Recorded information

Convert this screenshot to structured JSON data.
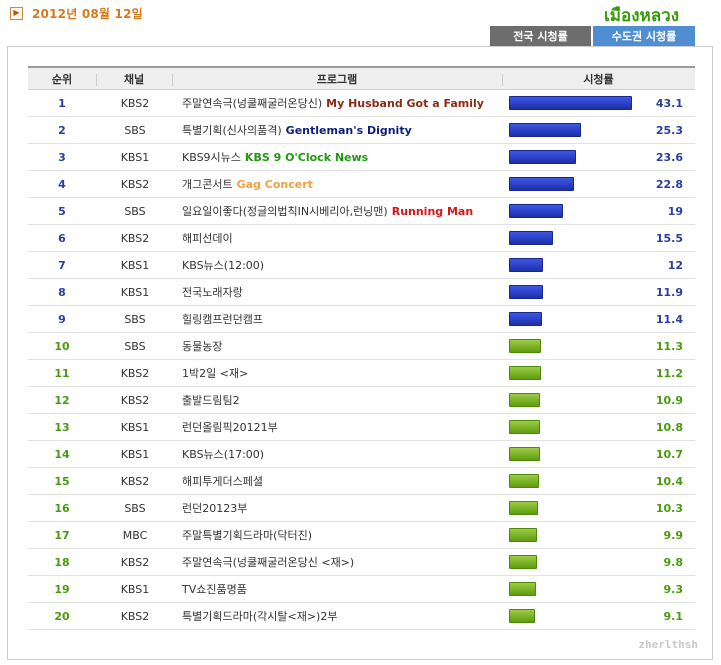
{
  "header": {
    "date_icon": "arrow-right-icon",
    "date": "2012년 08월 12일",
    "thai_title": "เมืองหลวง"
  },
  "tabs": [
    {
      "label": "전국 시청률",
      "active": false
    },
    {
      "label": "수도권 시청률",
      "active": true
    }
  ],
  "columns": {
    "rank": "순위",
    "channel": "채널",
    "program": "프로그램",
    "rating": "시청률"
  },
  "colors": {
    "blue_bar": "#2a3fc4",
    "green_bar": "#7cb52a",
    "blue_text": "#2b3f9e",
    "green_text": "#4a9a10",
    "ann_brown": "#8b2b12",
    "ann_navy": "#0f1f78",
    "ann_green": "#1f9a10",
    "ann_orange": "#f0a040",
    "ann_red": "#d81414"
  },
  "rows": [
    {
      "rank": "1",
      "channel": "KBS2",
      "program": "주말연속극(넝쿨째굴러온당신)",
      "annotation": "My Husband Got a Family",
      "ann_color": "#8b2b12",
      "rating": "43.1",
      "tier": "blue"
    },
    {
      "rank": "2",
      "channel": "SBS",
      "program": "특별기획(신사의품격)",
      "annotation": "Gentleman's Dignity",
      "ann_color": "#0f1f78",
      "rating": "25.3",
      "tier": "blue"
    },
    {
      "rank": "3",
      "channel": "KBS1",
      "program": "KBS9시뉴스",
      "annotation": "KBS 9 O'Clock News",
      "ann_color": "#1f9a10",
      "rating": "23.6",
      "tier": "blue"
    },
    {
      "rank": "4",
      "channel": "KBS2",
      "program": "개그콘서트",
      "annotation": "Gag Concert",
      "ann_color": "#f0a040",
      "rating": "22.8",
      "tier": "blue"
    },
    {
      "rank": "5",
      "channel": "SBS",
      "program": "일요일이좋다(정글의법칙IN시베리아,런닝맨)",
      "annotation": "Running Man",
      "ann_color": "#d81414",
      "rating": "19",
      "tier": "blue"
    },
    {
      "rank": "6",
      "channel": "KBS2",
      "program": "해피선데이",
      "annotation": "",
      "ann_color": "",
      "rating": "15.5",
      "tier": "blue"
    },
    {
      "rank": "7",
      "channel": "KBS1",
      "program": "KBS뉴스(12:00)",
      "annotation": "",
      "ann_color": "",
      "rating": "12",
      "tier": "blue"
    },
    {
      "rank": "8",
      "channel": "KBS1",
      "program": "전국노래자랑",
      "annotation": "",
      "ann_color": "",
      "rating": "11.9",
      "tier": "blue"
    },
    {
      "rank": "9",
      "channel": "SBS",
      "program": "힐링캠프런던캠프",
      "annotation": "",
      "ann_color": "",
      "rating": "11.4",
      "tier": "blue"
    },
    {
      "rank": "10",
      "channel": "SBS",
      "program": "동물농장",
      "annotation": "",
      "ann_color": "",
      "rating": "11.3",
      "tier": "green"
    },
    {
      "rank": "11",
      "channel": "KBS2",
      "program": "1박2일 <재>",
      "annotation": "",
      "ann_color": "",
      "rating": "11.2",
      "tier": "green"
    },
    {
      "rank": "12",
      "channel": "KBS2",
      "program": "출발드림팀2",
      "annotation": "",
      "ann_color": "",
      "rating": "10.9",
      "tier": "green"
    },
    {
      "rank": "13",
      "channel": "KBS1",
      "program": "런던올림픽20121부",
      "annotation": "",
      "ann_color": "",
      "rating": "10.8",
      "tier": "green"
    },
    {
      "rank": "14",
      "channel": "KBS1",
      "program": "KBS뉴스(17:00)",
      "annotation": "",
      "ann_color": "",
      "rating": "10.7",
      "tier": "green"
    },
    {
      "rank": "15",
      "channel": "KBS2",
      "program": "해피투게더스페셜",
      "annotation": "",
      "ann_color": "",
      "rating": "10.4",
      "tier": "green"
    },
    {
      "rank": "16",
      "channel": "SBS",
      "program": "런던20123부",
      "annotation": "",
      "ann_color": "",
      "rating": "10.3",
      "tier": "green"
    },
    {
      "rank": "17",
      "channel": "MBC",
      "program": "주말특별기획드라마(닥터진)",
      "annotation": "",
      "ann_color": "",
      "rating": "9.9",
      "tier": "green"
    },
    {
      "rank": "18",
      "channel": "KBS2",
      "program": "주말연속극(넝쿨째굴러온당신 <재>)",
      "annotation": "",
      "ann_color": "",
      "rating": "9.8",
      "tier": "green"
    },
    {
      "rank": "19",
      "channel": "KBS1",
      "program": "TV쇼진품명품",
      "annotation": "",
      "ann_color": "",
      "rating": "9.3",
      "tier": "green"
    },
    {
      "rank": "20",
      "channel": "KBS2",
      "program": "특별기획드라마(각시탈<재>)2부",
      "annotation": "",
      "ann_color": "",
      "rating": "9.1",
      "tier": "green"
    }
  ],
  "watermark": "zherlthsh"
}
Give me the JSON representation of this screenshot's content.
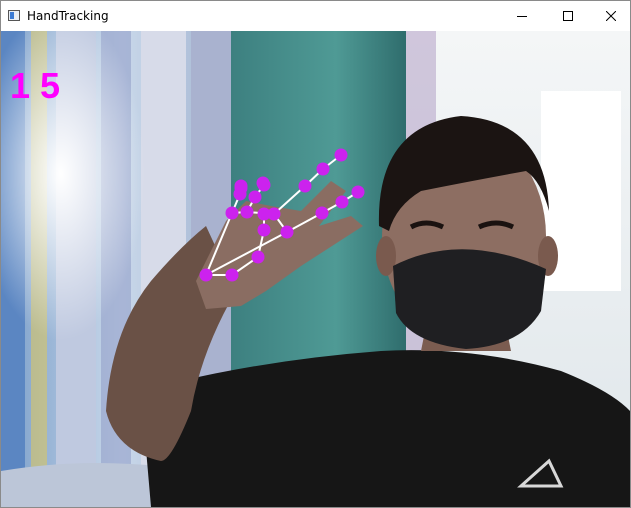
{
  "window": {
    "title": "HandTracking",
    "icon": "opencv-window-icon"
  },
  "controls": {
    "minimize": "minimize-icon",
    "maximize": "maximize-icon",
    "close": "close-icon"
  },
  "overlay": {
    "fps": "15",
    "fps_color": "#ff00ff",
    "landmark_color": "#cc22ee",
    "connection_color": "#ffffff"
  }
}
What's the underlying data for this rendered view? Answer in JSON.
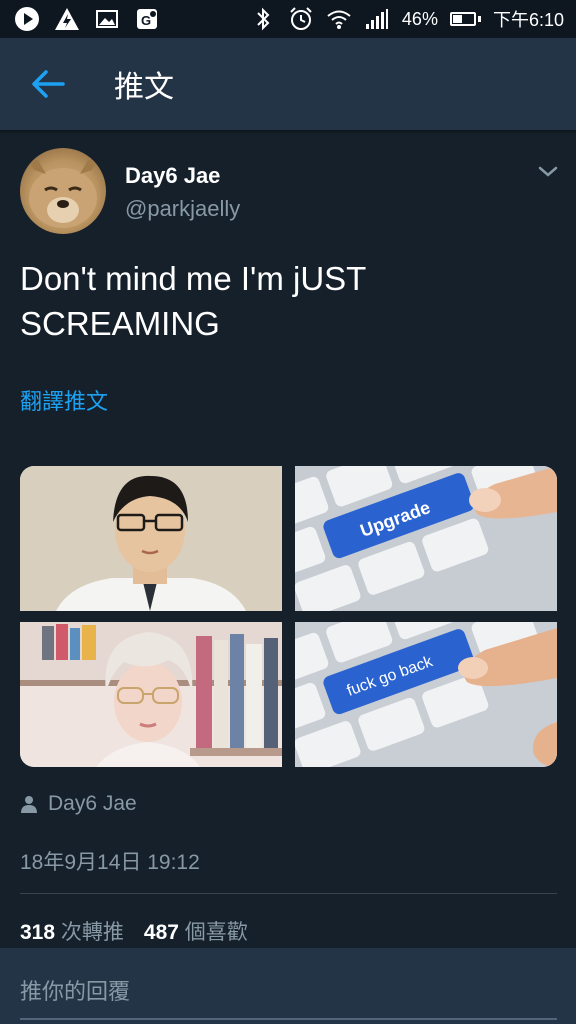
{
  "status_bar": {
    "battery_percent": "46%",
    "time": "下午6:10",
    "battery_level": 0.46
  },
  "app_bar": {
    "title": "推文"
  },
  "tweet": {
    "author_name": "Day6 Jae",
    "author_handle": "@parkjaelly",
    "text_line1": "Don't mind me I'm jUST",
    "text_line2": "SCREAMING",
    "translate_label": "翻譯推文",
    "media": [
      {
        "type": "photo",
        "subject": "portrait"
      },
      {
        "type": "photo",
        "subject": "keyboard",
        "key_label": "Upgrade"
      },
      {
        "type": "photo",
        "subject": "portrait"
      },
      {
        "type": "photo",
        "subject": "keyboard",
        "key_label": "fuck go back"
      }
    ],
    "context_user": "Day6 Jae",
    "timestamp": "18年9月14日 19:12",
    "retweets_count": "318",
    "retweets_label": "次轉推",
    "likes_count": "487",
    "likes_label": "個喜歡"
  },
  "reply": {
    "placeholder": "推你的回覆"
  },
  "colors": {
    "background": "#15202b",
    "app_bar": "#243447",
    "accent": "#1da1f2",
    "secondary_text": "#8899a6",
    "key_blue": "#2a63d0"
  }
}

Set exercise
Leave the pictures out, and transcribe each of the records exactly.

Finished answer
Convert this screenshot to structured JSON data.
{
  "header": {
    "date_icon": "arrow-right-icon",
    "date": "2012년 08월 12일",
    "thai_title": "เมืองหลวง"
  },
  "tabs": [
    {
      "label": "전국 시청률",
      "active": false
    },
    {
      "label": "수도권 시청률",
      "active": true
    }
  ],
  "columns": {
    "rank": "순위",
    "channel": "채널",
    "program": "프로그램",
    "rating": "시청률"
  },
  "colors": {
    "blue_bar": "#2a3fc4",
    "green_bar": "#7cb52a",
    "blue_text": "#2b3f9e",
    "green_text": "#4a9a10",
    "ann_brown": "#8b2b12",
    "ann_navy": "#0f1f78",
    "ann_green": "#1f9a10",
    "ann_orange": "#f0a040",
    "ann_red": "#d81414"
  },
  "rows": [
    {
      "rank": "1",
      "channel": "KBS2",
      "program": "주말연속극(넝쿨째굴러온당신)",
      "annotation": "My Husband Got a Family",
      "ann_color": "#8b2b12",
      "rating": "43.1",
      "tier": "blue"
    },
    {
      "rank": "2",
      "channel": "SBS",
      "program": "특별기획(신사의품격)",
      "annotation": "Gentleman's Dignity",
      "ann_color": "#0f1f78",
      "rating": "25.3",
      "tier": "blue"
    },
    {
      "rank": "3",
      "channel": "KBS1",
      "program": "KBS9시뉴스",
      "annotation": "KBS 9 O'Clock News",
      "ann_color": "#1f9a10",
      "rating": "23.6",
      "tier": "blue"
    },
    {
      "rank": "4",
      "channel": "KBS2",
      "program": "개그콘서트",
      "annotation": "Gag Concert",
      "ann_color": "#f0a040",
      "rating": "22.8",
      "tier": "blue"
    },
    {
      "rank": "5",
      "channel": "SBS",
      "program": "일요일이좋다(정글의법칙IN시베리아,런닝맨)",
      "annotation": "Running Man",
      "ann_color": "#d81414",
      "rating": "19",
      "tier": "blue"
    },
    {
      "rank": "6",
      "channel": "KBS2",
      "program": "해피선데이",
      "annotation": "",
      "ann_color": "",
      "rating": "15.5",
      "tier": "blue"
    },
    {
      "rank": "7",
      "channel": "KBS1",
      "program": "KBS뉴스(12:00)",
      "annotation": "",
      "ann_color": "",
      "rating": "12",
      "tier": "blue"
    },
    {
      "rank": "8",
      "channel": "KBS1",
      "program": "전국노래자랑",
      "annotation": "",
      "ann_color": "",
      "rating": "11.9",
      "tier": "blue"
    },
    {
      "rank": "9",
      "channel": "SBS",
      "program": "힐링캠프런던캠프",
      "annotation": "",
      "ann_color": "",
      "rating": "11.4",
      "tier": "blue"
    },
    {
      "rank": "10",
      "channel": "SBS",
      "program": "동물농장",
      "annotation": "",
      "ann_color": "",
      "rating": "11.3",
      "tier": "green"
    },
    {
      "rank": "11",
      "channel": "KBS2",
      "program": "1박2일 <재>",
      "annotation": "",
      "ann_color": "",
      "rating": "11.2",
      "tier": "green"
    },
    {
      "rank": "12",
      "channel": "KBS2",
      "program": "출발드림팀2",
      "annotation": "",
      "ann_color": "",
      "rating": "10.9",
      "tier": "green"
    },
    {
      "rank": "13",
      "channel": "KBS1",
      "program": "런던올림픽20121부",
      "annotation": "",
      "ann_color": "",
      "rating": "10.8",
      "tier": "green"
    },
    {
      "rank": "14",
      "channel": "KBS1",
      "program": "KBS뉴스(17:00)",
      "annotation": "",
      "ann_color": "",
      "rating": "10.7",
      "tier": "green"
    },
    {
      "rank": "15",
      "channel": "KBS2",
      "program": "해피투게더스페셜",
      "annotation": "",
      "ann_color": "",
      "rating": "10.4",
      "tier": "green"
    },
    {
      "rank": "16",
      "channel": "SBS",
      "program": "런던20123부",
      "annotation": "",
      "ann_color": "",
      "rating": "10.3",
      "tier": "green"
    },
    {
      "rank": "17",
      "channel": "MBC",
      "program": "주말특별기획드라마(닥터진)",
      "annotation": "",
      "ann_color": "",
      "rating": "9.9",
      "tier": "green"
    },
    {
      "rank": "18",
      "channel": "KBS2",
      "program": "주말연속극(넝쿨째굴러온당신 <재>)",
      "annotation": "",
      "ann_color": "",
      "rating": "9.8",
      "tier": "green"
    },
    {
      "rank": "19",
      "channel": "KBS1",
      "program": "TV쇼진품명품",
      "annotation": "",
      "ann_color": "",
      "rating": "9.3",
      "tier": "green"
    },
    {
      "rank": "20",
      "channel": "KBS2",
      "program": "특별기획드라마(각시탈<재>)2부",
      "annotation": "",
      "ann_color": "",
      "rating": "9.1",
      "tier": "green"
    }
  ],
  "watermark": "zherlthsh"
}
Give me the JSON representation of this screenshot's content.
{
  "window": {
    "title": "HandTracking",
    "icon": "opencv-window-icon"
  },
  "controls": {
    "minimize": "minimize-icon",
    "maximize": "maximize-icon",
    "close": "close-icon"
  },
  "overlay": {
    "fps": "15",
    "fps_color": "#ff00ff",
    "landmark_color": "#cc22ee",
    "connection_color": "#ffffff"
  }
}
What's the underlying data for this rendered view? Answer in JSON.
{
  "status_bar": {
    "battery_percent": "46%",
    "time": "下午6:10",
    "battery_level": 0.46
  },
  "app_bar": {
    "title": "推文"
  },
  "tweet": {
    "author_name": "Day6 Jae",
    "author_handle": "@parkjaelly",
    "text_line1": "Don't mind me I'm jUST",
    "text_line2": "SCREAMING",
    "translate_label": "翻譯推文",
    "media": [
      {
        "type": "photo",
        "subject": "portrait"
      },
      {
        "type": "photo",
        "subject": "keyboard",
        "key_label": "Upgrade"
      },
      {
        "type": "photo",
        "subject": "portrait"
      },
      {
        "type": "photo",
        "subject": "keyboard",
        "key_label": "fuck go back"
      }
    ],
    "context_user": "Day6 Jae",
    "timestamp": "18年9月14日 19:12",
    "retweets_count": "318",
    "retweets_label": "次轉推",
    "likes_count": "487",
    "likes_label": "個喜歡"
  },
  "reply": {
    "placeholder": "推你的回覆"
  },
  "colors": {
    "background": "#15202b",
    "app_bar": "#243447",
    "accent": "#1da1f2",
    "secondary_text": "#8899a6",
    "key_blue": "#2a63d0"
  }
}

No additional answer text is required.